▶ **AIM OF THE TASK**: Copy all entries without alteration and skip the pictures they hold.

▶ **WORKING DATA**:

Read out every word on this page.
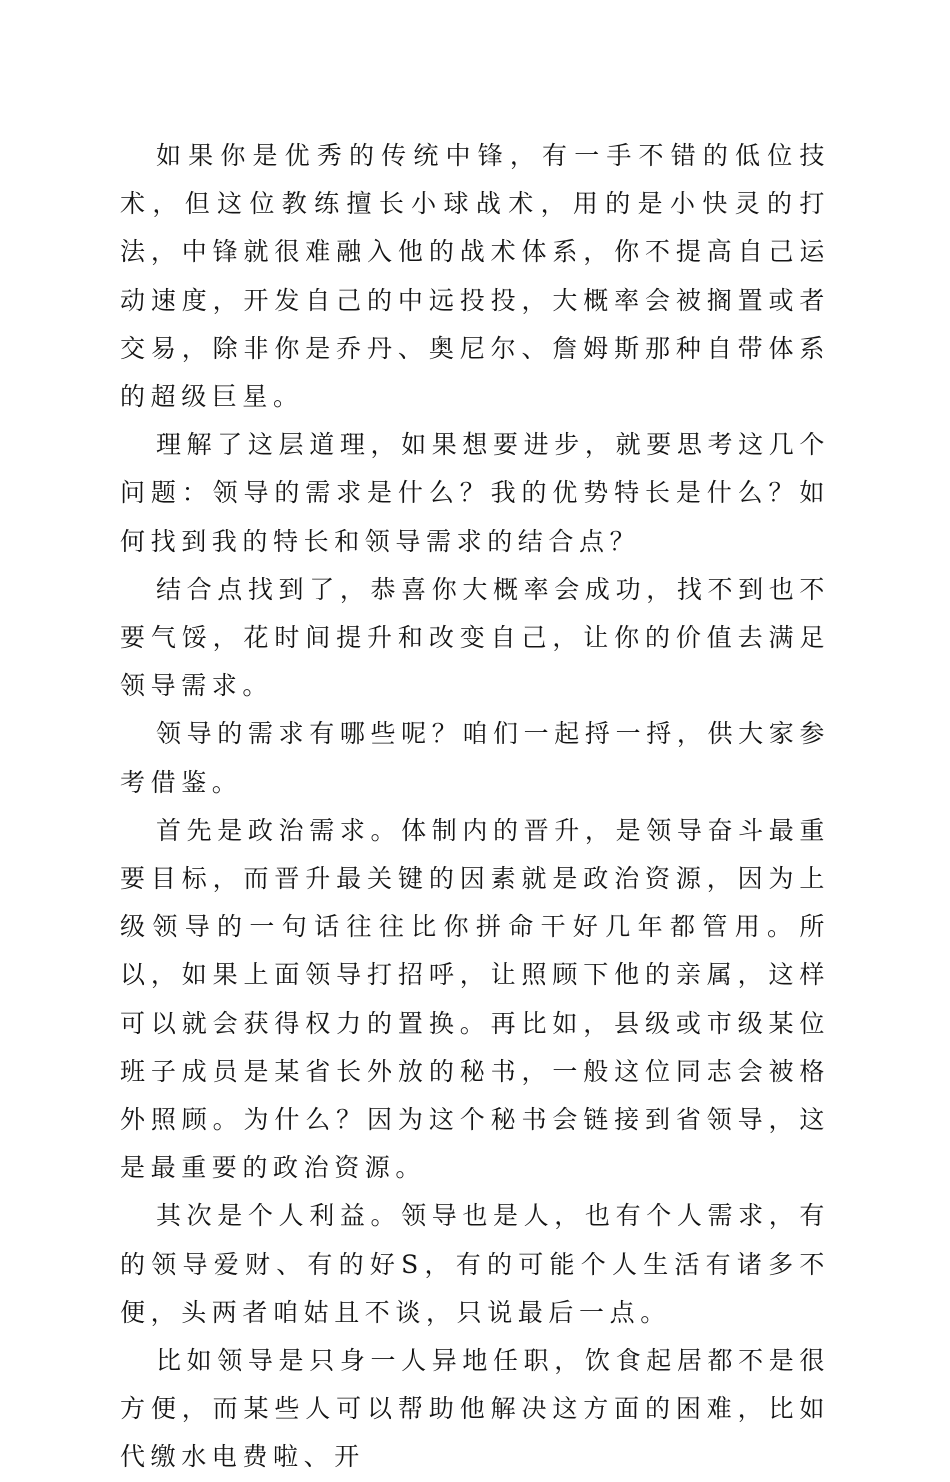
如果你是优秀的传统中锋，有一手不错的低位技术，但这位教练擅长小球战术，用的是小快灵的打法，中锋就很难融入他的战术体系，你不提高自己运动速度，开发自己的中远投投，大概率会被搁置或者交易，除非你是乔丹、奥尼尔、詹姆斯那种自带体系的超级巨星。

理解了这层道理，如果想要进步，就要思考这几个问题：领导的需求是什么？我的优势特长是什么？如何找到我的特长和领导需求的结合点？

结合点找到了，恭喜你大概率会成功，找不到也不要气馁，花时间提升和改变自己，让你的价值去满足领导需求。

领导的需求有哪些呢？咱们一起捋一捋，供大家参考借鉴。

首先是政治需求。体制内的晋升，是领导奋斗最重要目标，而晋升最关键的因素就是政治资源，因为上级领导的一句话往往比你拼命干好几年都管用。所以，如果上面领导打招呼，让照顾下他的亲属，这样可以就会获得权力的置换。再比如，县级或市级某位班子成员是某省长外放的秘书，一般这位同志会被格外照顾。为什么？因为这个秘书会链接到省领导，这是最重要的政治资源。

其次是个人利益。领导也是人，也有个人需求，有的领导爱财、有的好S，有的可能个人生活有诸多不便，头两者咱姑且不谈，只说最后一点。

比如领导是只身一人异地任职，饮食起居都不是很方便，而某些人可以帮助他解决这方面的困难，比如代缴水电费啦、开
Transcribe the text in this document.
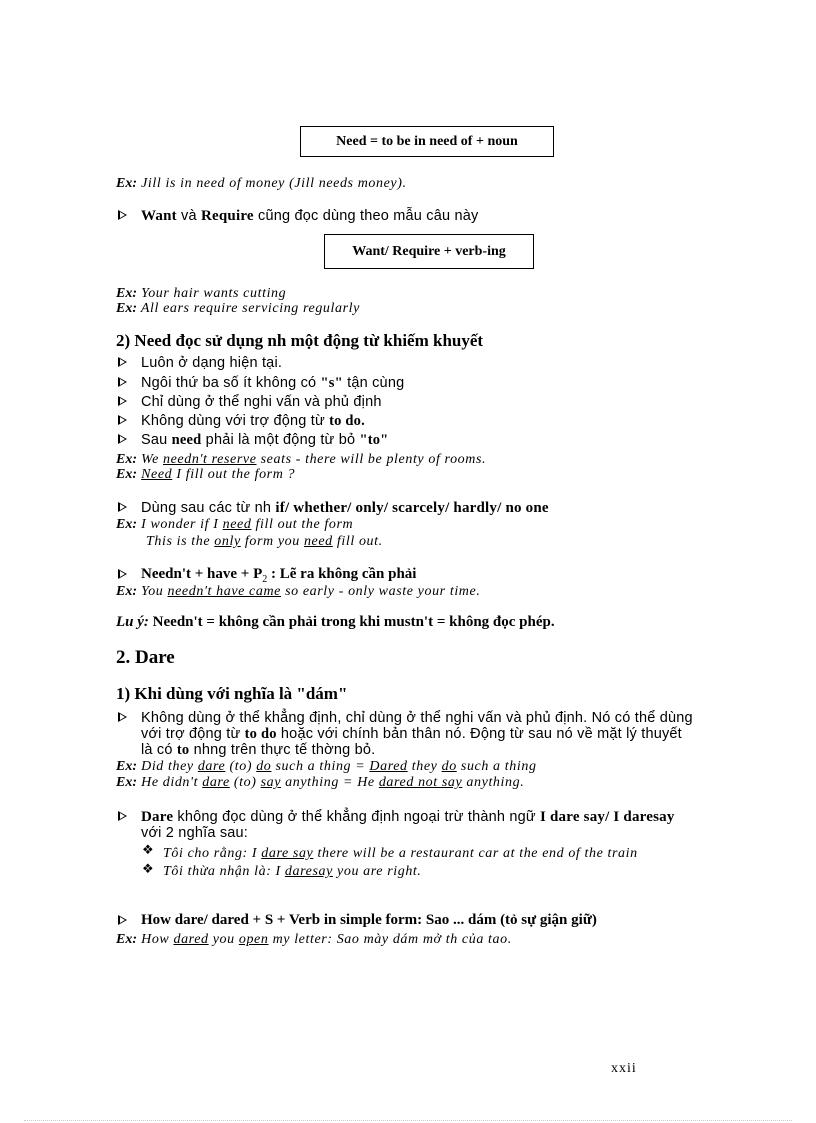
Need = to be in need of + noun
Ex: Jill is in need of money (Jill needs money).
Want và Require cũng đọc dùng theo mẫu câu này
Want/ Require + verb-ing
Ex: Your hair wants cutting
Ex: All ears require servicing regularly
2) Need đọc sử dụng nh một động từ khiếm khuyết
Luôn ở dạng hiện tại.
Ngôi thứ ba số ít không có "s" tận cùng
Chỉ dùng ở thể nghi vấn và phủ định
Không dùng với trợ động từ to do.
Sau need phải là một động từ bỏ "to"
Ex: We needn't reserve seats - there will be plenty of rooms.
Ex: Need I fill out the form ?
Dùng sau các từ nh if/ whether/ only/ scarcely/ hardly/ no one
Ex: I wonder if I need fill out the form
This is the only form you need fill out.
Needn't + have + $P_2$ : Lẽ ra không cần phải
Ex: You needn't have came so early - only waste your time.
Lu ý: Needn't = không cần phải trong khi mustn't = không đọc phép.
2. Dare
1) Khi dùng với nghĩa là "dám"
Không dùng ở thể khẳng định, chỉ dùng ở thể nghi vấn và phủ định. Nó có thể dùng
với trợ động từ to do hoặc với chính bản thân nó. Động từ sau nó về mặt lý thuyết
là có to nhng trên thực tế thờng bỏ.
Ex: Did they dare (to) do such a thing = Dared they do such a thing
Ex: He didn't dare (to) say anything = He dared not say anything.
Dare không đọc dùng ở thể khẳng định ngoại trừ thành ngữ I dare say/ I daresay
với 2 nghĩa sau:
❖ Tôi cho rằng: I dare say there will be a restaurant car at the end of the train
❖ Tôi thừa nhận là: I daresay you are right.
How dare/ dared + S + Verb in simple form: Sao ... dám (tỏ sự giận giữ)
Ex: How dared you open my letter: Sao mày dám mở th của tao.
xxii
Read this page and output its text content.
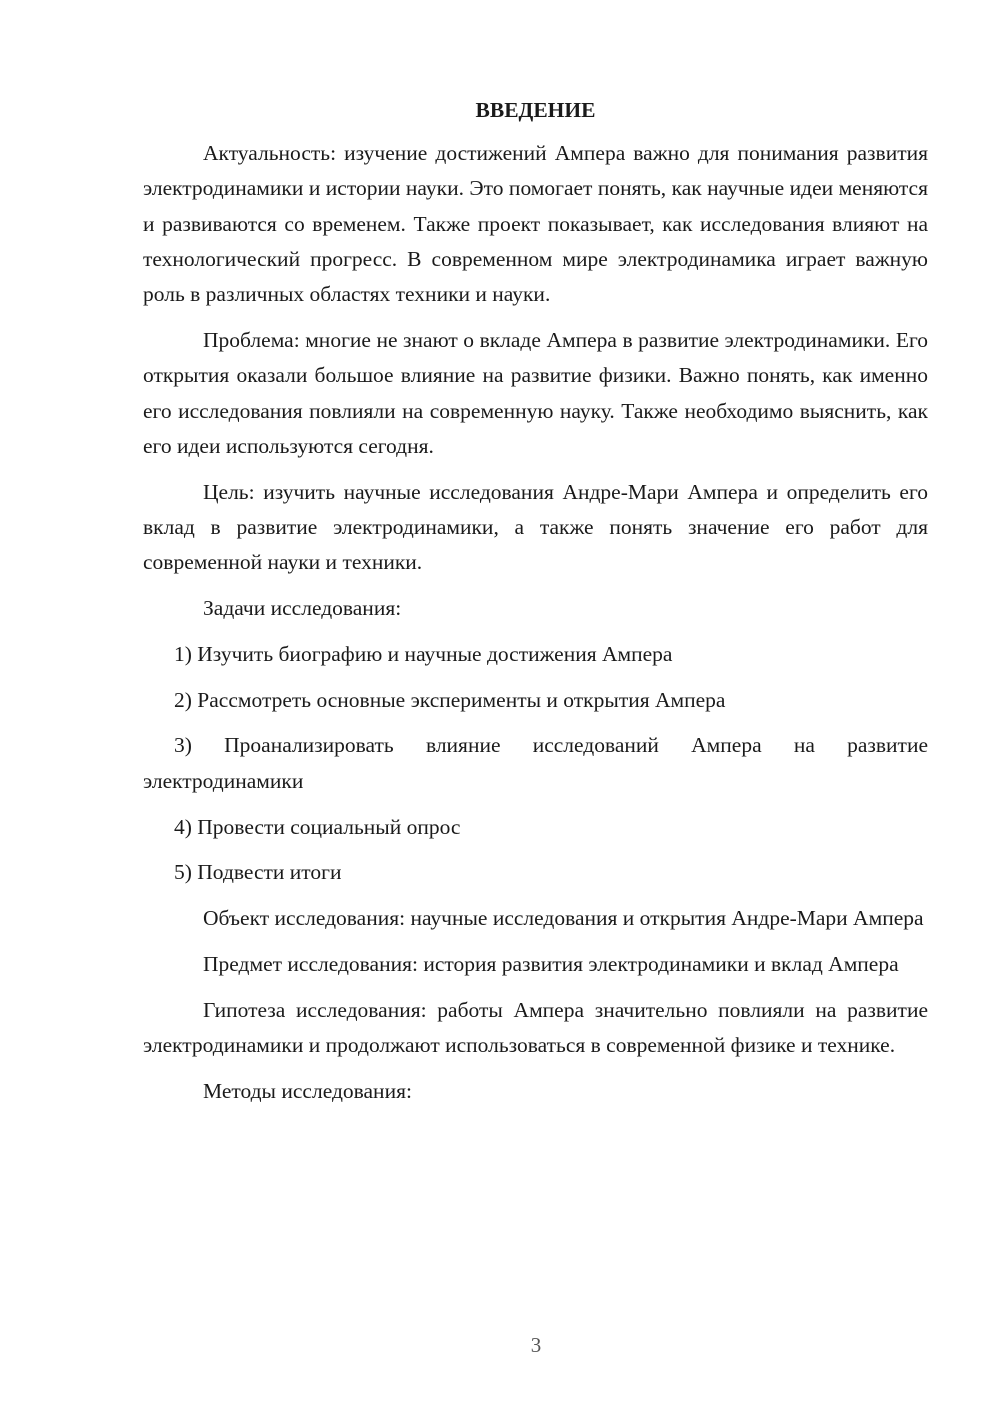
ВВЕДЕНИЕ

Актуальность: изучение достижений Ампера важно для понимания развития электродинамики и истории науки. Это помогает понять, как научные идеи меняются и развиваются со временем. Также проект показывает, как исследования влияют на технологический прогресс. В современном мире электродинамика играет важную роль в различных областях техники и науки.

Проблема: многие не знают о вкладе Ампера в развитие электродинамики. Его открытия оказали большое влияние на развитие физики. Важно понять, как именно его исследования повлияли на современную науку. Также необходимо выяснить, как его идеи используются сегодня.

Цель: изучить научные исследования Андре-Мари Ампера и определить его вклад в развитие электродинамики, а также понять значение его работ для современной науки и техники.

Задачи исследования:

1) Изучить биографию и научные достижения Ампера

2) Рассмотреть основные эксперименты и открытия Ампера

3) Проанализировать влияние исследований Ампера на развитие электродинамики

4) Провести социальный опрос

5) Подвести итоги

Объект исследования: научные исследования и открытия Андре-Мари Ампера

Предмет исследования: история развития электродинамики и вклад Ампера

Гипотеза исследования: работы Ампера значительно повлияли на развитие электродинамики и продолжают использоваться в современной физике и технике.

Методы исследования:

3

▶ **WRITTEN ANSWER**:
Read out every word on this page.
如果你是优秀的传统中锋，有一手不错的低位技术，但这位教练擅长小球战术，用的是小快灵的打法，中锋就很难融入他的战术体系，你不提高自己运动速度，开发自己的中远投投，大概率会被搁置或者交易，除非你是乔丹、奥尼尔、詹姆斯那种自带体系的超级巨星。

理解了这层道理，如果想要进步，就要思考这几个问题：领导的需求是什么？我的优势特长是什么？如何找到我的特长和领导需求的结合点？

结合点找到了，恭喜你大概率会成功，找不到也不要气馁，花时间提升和改变自己，让你的价值去满足领导需求。

领导的需求有哪些呢？咱们一起捋一捋，供大家参考借鉴。

首先是政治需求。体制内的晋升，是领导奋斗最重要目标，而晋升最关键的因素就是政治资源，因为上级领导的一句话往往比你拼命干好几年都管用。所以，如果上面领导打招呼，让照顾下他的亲属，这样可以就会获得权力的置换。再比如，县级或市级某位班子成员是某省长外放的秘书，一般这位同志会被格外照顾。为什么？因为这个秘书会链接到省领导，这是最重要的政治资源。

其次是个人利益。领导也是人，也有个人需求，有的领导爱财、有的好S，有的可能个人生活有诸多不便，头两者咱姑且不谈，只说最后一点。

比如领导是只身一人异地任职，饮食起居都不是很方便，而某些人可以帮助他解决这方面的困难，比如代缴水电费啦、开
Transcribe the text in this document.
Need = to be in need of + noun
Ex: Jill is in need of money (Jill needs money).
Want và Require cũng đọc dùng theo mẫu câu này
Want/ Require + verb-ing
Ex: Your hair wants cutting
Ex: All ears require servicing regularly
2) Need đọc sử dụng nh một động từ khiếm khuyết
Luôn ở dạng hiện tại.
Ngôi thứ ba số ít không có "s" tận cùng
Chỉ dùng ở thể nghi vấn và phủ định
Không dùng với trợ động từ to do.
Sau need phải là một động từ bỏ "to"
Ex: We needn't reserve seats - there will be plenty of rooms.
Ex: Need I fill out the form ?
Dùng sau các từ nh if/ whether/ only/ scarcely/ hardly/ no one
Ex: I wonder if I need fill out the form
This is the only form you need fill out.
Needn't + have + $P_2$ : Lẽ ra không cần phải
Ex: You needn't have came so early - only waste your time.
Lu ý: Needn't = không cần phải trong khi mustn't = không đọc phép.
2. Dare
1) Khi dùng với nghĩa là "dám"
Không dùng ở thể khẳng định, chỉ dùng ở thể nghi vấn và phủ định. Nó có thể dùng
với trợ động từ to do hoặc với chính bản thân nó. Động từ sau nó về mặt lý thuyết
là có to nhng trên thực tế thờng bỏ.
Ex: Did they dare (to) do such a thing = Dared they do such a thing
Ex: He didn't dare (to) say anything = He dared not say anything.
Dare không đọc dùng ở thể khẳng định ngoại trừ thành ngữ I dare say/ I daresay
với 2 nghĩa sau:
❖ Tôi cho rằng: I dare say there will be a restaurant car at the end of the train
❖ Tôi thừa nhận là: I daresay you are right.
How dare/ dared + S + Verb in simple form: Sao ... dám (tỏ sự giận giữ)
Ex: How dared you open my letter: Sao mày dám mở th của tao.
xxii
Read this page and output its text content.
ВВЕДЕНИЕ

Актуальность: изучение достижений Ампера важно для понимания развития электродинамики и истории науки. Это помогает понять, как научные идеи меняются и развиваются со временем. Также проект показывает, как исследования влияют на технологический прогресс. В современном мире электродинамика играет важную роль в различных областях техники и науки.

Проблема: многие не знают о вкладе Ампера в развитие электродинамики. Его открытия оказали большое влияние на развитие физики. Важно понять, как именно его исследования повлияли на современную науку. Также необходимо выяснить, как его идеи используются сегодня.

Цель: изучить научные исследования Андре-Мари Ампера и определить его вклад в развитие электродинамики, а также понять значение его работ для современной науки и техники.

Задачи исследования:

1) Изучить биографию и научные достижения Ампера

2) Рассмотреть основные эксперименты и открытия Ампера

3) Проанализировать влияние исследований Ампера на развитие электродинамики

4) Провести социальный опрос

5) Подвести итоги

Объект исследования: научные исследования и открытия Андре-Мари Ампера

Предмет исследования: история развития электродинамики и вклад Ампера

Гипотеза исследования: работы Ампера значительно повлияли на развитие электродинамики и продолжают использоваться в современной физике и технике.

Методы исследования:

3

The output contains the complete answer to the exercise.